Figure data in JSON
■ ■ ■

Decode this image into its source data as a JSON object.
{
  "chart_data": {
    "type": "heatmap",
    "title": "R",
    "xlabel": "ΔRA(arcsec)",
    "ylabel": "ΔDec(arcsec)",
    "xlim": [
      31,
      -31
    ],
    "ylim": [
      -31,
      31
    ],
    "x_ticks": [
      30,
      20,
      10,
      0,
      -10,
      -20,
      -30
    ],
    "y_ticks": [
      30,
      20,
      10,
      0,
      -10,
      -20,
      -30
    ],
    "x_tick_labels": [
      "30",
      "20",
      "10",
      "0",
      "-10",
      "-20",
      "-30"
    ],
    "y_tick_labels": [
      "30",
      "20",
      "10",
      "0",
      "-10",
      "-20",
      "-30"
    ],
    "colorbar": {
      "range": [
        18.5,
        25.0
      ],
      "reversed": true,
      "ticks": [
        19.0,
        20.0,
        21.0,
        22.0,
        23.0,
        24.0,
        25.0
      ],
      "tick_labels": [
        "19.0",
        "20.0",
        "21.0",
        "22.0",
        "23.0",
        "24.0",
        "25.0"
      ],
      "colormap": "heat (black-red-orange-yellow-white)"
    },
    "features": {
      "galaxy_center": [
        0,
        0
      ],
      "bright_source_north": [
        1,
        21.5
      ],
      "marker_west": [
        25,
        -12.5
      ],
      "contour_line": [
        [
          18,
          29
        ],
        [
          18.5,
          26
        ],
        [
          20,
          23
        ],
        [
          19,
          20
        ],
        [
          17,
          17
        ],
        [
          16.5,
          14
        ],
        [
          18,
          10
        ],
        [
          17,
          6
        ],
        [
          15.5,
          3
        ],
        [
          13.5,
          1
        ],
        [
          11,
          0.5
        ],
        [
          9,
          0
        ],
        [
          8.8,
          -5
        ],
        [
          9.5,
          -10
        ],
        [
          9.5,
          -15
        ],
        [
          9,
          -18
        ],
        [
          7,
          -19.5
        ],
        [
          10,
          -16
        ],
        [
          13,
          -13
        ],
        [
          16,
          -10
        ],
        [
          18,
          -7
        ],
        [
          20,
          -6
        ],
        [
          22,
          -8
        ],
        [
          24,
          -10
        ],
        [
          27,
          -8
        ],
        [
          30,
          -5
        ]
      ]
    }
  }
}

■ ■ ■

■ STATED GOAL ■
Reproduce each entry above exactly, keeping every word.

■ REPLY ■
Decode this image into its source data as a JSON object.
{
  "chart_data": {
    "type": "heatmap",
    "title": "R",
    "xlabel": "ΔRA(arcsec)",
    "ylabel": "ΔDec(arcsec)",
    "xlim": [
      31,
      -31
    ],
    "ylim": [
      -31,
      31
    ],
    "x_ticks": [
      30,
      20,
      10,
      0,
      -10,
      -20,
      -30
    ],
    "y_ticks": [
      30,
      20,
      10,
      0,
      -10,
      -20,
      -30
    ],
    "x_tick_labels": [
      "30",
      "20",
      "10",
      "0",
      "-10",
      "-20",
      "-30"
    ],
    "y_tick_labels": [
      "30",
      "20",
      "10",
      "0",
      "-10",
      "-20",
      "-30"
    ],
    "colorbar": {
      "range": [
        18.5,
        25.0
      ],
      "reversed": true,
      "ticks": [
        19.0,
        20.0,
        21.0,
        22.0,
        23.0,
        24.0,
        25.0
      ],
      "tick_labels": [
        "19.0",
        "20.0",
        "21.0",
        "22.0",
        "23.0",
        "24.0",
        "25.0"
      ],
      "colormap": "heat (black-red-orange-yellow-white)"
    },
    "features": {
      "galaxy_center": [
        0,
        0
      ],
      "bright_source_north": [
        1,
        21.5
      ],
      "marker_west": [
        25,
        -12.5
      ],
      "contour_line": [
        [
          18,
          29
        ],
        [
          18.5,
          26
        ],
        [
          20,
          23
        ],
        [
          19,
          20
        ],
        [
          17,
          17
        ],
        [
          16.5,
          14
        ],
        [
          18,
          10
        ],
        [
          17,
          6
        ],
        [
          15.5,
          3
        ],
        [
          13.5,
          1
        ],
        [
          11,
          0.5
        ],
        [
          9,
          0
        ],
        [
          8.8,
          -5
        ],
        [
          9.5,
          -10
        ],
        [
          9.5,
          -15
        ],
        [
          9,
          -18
        ],
        [
          7,
          -19.5
        ],
        [
          10,
          -16
        ],
        [
          13,
          -13
        ],
        [
          16,
          -10
        ],
        [
          18,
          -7
        ],
        [
          20,
          -6
        ],
        [
          22,
          -8
        ],
        [
          24,
          -10
        ],
        [
          27,
          -8
        ],
        [
          30,
          -5
        ]
      ]
    }
  }
}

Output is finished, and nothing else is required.